— Begin Data entries —

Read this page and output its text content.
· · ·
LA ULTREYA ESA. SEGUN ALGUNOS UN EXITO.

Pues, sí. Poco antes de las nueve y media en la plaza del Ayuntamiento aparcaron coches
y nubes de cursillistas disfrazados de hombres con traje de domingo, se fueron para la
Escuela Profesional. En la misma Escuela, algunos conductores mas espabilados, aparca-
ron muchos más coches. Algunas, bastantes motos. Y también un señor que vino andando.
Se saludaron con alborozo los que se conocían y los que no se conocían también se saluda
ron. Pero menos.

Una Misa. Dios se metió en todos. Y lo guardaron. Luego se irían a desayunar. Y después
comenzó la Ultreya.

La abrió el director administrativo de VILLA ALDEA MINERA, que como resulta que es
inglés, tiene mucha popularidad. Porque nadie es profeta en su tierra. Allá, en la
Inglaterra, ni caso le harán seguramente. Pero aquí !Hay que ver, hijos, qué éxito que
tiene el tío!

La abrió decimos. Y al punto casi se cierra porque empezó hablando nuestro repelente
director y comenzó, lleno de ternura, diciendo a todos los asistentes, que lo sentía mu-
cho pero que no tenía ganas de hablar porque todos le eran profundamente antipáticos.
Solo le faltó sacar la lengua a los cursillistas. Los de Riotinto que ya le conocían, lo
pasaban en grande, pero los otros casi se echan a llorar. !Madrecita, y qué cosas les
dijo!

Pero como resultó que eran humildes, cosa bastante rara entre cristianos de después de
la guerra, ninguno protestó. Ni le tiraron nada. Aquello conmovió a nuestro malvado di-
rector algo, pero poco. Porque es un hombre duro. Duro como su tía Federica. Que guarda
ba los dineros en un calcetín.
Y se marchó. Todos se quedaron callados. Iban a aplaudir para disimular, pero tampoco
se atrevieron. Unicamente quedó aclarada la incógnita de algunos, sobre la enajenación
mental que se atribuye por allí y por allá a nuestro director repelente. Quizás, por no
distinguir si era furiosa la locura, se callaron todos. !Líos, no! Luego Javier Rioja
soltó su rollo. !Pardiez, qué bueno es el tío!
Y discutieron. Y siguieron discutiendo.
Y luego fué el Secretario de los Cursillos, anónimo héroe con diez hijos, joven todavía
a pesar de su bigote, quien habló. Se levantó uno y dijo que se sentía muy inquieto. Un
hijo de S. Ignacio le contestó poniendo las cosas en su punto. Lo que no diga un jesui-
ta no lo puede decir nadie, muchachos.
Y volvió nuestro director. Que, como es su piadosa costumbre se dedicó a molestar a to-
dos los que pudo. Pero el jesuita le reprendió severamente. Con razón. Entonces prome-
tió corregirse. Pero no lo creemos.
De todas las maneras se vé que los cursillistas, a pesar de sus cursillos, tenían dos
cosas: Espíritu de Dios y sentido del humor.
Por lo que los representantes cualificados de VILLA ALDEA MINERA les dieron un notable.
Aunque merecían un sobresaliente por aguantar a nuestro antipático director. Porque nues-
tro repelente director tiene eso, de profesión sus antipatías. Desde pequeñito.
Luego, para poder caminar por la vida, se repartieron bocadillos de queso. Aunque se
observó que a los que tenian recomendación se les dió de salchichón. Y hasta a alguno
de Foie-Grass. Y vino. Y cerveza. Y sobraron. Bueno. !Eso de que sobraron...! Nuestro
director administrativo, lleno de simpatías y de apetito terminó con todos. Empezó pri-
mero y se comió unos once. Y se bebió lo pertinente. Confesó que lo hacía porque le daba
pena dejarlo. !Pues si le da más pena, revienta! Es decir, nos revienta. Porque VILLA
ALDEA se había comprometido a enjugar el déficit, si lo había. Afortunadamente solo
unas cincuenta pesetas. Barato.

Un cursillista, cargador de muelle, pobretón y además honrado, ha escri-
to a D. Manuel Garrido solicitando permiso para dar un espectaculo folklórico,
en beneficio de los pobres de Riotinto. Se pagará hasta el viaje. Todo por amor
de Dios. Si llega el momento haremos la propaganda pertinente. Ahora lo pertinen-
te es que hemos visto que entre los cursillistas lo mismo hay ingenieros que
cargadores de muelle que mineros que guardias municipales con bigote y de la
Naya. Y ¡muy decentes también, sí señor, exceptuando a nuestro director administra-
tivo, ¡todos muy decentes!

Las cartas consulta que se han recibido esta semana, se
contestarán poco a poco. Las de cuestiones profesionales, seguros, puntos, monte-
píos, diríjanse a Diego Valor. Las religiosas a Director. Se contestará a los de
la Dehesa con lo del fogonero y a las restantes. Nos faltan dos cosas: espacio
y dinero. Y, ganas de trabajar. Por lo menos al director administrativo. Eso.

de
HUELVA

— End Data entries —

Description of the task: Quote the whole listing above, leaving nothing out.

Problem solution:
Read this page and output its text content.
· · ·
LA ULTREYA ESA. SEGUN ALGUNOS UN EXITO.

Pues, sí. Poco antes de las nueve y media en la plaza del Ayuntamiento aparcaron coches
y nubes de cursillistas disfrazados de hombres con traje de domingo, se fueron para la
Escuela Profesional. En la misma Escuela, algunos conductores mas espabilados, aparca-
ron muchos más coches. Algunas, bastantes motos. Y también un señor que vino andando.
Se saludaron con alborozo los que se conocían y los que no se conocían también se saluda
ron. Pero menos.

Una Misa. Dios se metió en todos. Y lo guardaron. Luego se irían a desayunar. Y después
comenzó la Ultreya.

La abrió el director administrativo de VILLA ALDEA MINERA, que como resulta que es
inglés, tiene mucha popularidad. Porque nadie es profeta en su tierra. Allá, en la
Inglaterra, ni caso le harán seguramente. Pero aquí !Hay que ver, hijos, qué éxito que
tiene el tío!

La abrió decimos. Y al punto casi se cierra porque empezó hablando nuestro repelente
director y comenzó, lleno de ternura, diciendo a todos los asistentes, que lo sentía mu-
cho pero que no tenía ganas de hablar porque todos le eran profundamente antipáticos.
Solo le faltó sacar la lengua a los cursillistas. Los de Riotinto que ya le conocían, lo
pasaban en grande, pero los otros casi se echan a llorar. !Madrecita, y qué cosas les
dijo!

Pero como resultó que eran humildes, cosa bastante rara entre cristianos de después de
la guerra, ninguno protestó. Ni le tiraron nada. Aquello conmovió a nuestro malvado di-
rector algo, pero poco. Porque es un hombre duro. Duro como su tía Federica. Que guarda
ba los dineros en un calcetín.
Y se marchó. Todos se quedaron callados. Iban a aplaudir para disimular, pero tampoco
se atrevieron. Unicamente quedó aclarada la incógnita de algunos, sobre la enajenación
mental que se atribuye por allí y por allá a nuestro director repelente. Quizás, por no
distinguir si era furiosa la locura, se callaron todos. !Líos, no! Luego Javier Rioja
soltó su rollo. !Pardiez, qué bueno es el tío!
Y discutieron. Y siguieron discutiendo.
Y luego fué el Secretario de los Cursillos, anónimo héroe con diez hijos, joven todavía
a pesar de su bigote, quien habló. Se levantó uno y dijo que se sentía muy inquieto. Un
hijo de S. Ignacio le contestó poniendo las cosas en su punto. Lo que no diga un jesui-
ta no lo puede decir nadie, muchachos.
Y volvió nuestro director. Que, como es su piadosa costumbre se dedicó a molestar a to-
dos los que pudo. Pero el jesuita le reprendió severamente. Con razón. Entonces prome-
tió corregirse. Pero no lo creemos.
De todas las maneras se vé que los cursillistas, a pesar de sus cursillos, tenían dos
cosas: Espíritu de Dios y sentido del humor.
Por lo que los representantes cualificados de VILLA ALDEA MINERA les dieron un notable.
Aunque merecían un sobresaliente por aguantar a nuestro antipático director. Porque nues-
tro repelente director tiene eso, de profesión sus antipatías. Desde pequeñito.
Luego, para poder caminar por la vida, se repartieron bocadillos de queso. Aunque se
observó que a los que tenian recomendación se les dió de salchichón. Y hasta a alguno
de Foie-Grass. Y vino. Y cerveza. Y sobraron. Bueno. !Eso de que sobraron...! Nuestro
director administrativo, lleno de simpatías y de apetito terminó con todos. Empezó pri-
mero y se comió unos once. Y se bebió lo pertinente. Confesó que lo hacía porque le daba
pena dejarlo. !Pues si le da más pena, revienta! Es decir, nos revienta. Porque VILLA
ALDEA se había comprometido a enjugar el déficit, si lo había. Afortunadamente solo
unas cincuenta pesetas. Barato.

Un cursillista, cargador de muelle, pobretón y además honrado, ha escri-
to a D. Manuel Garrido solicitando permiso para dar un espectaculo folklórico,
en beneficio de los pobres de Riotinto. Se pagará hasta el viaje. Todo por amor
de Dios. Si llega el momento haremos la propaganda pertinente. Ahora lo pertinen-
te es que hemos visto que entre los cursillistas lo mismo hay ingenieros que
cargadores de muelle que mineros que guardias municipales con bigote y de la
Naya. Y ¡muy decentes también, sí señor, exceptuando a nuestro director administra-
tivo, ¡todos muy decentes!

Las cartas consulta que se han recibido esta semana, se
contestarán poco a poco. Las de cuestiones profesionales, seguros, puntos, monte-
píos, diríjanse a Diego Valor. Las religiosas a Director. Se contestará a los de
la Dehesa con lo del fogonero y a las restantes. Nos faltan dos cosas: espacio
y dinero. Y, ganas de trabajar. Por lo menos al director administrativo. Eso.

de
HUELVA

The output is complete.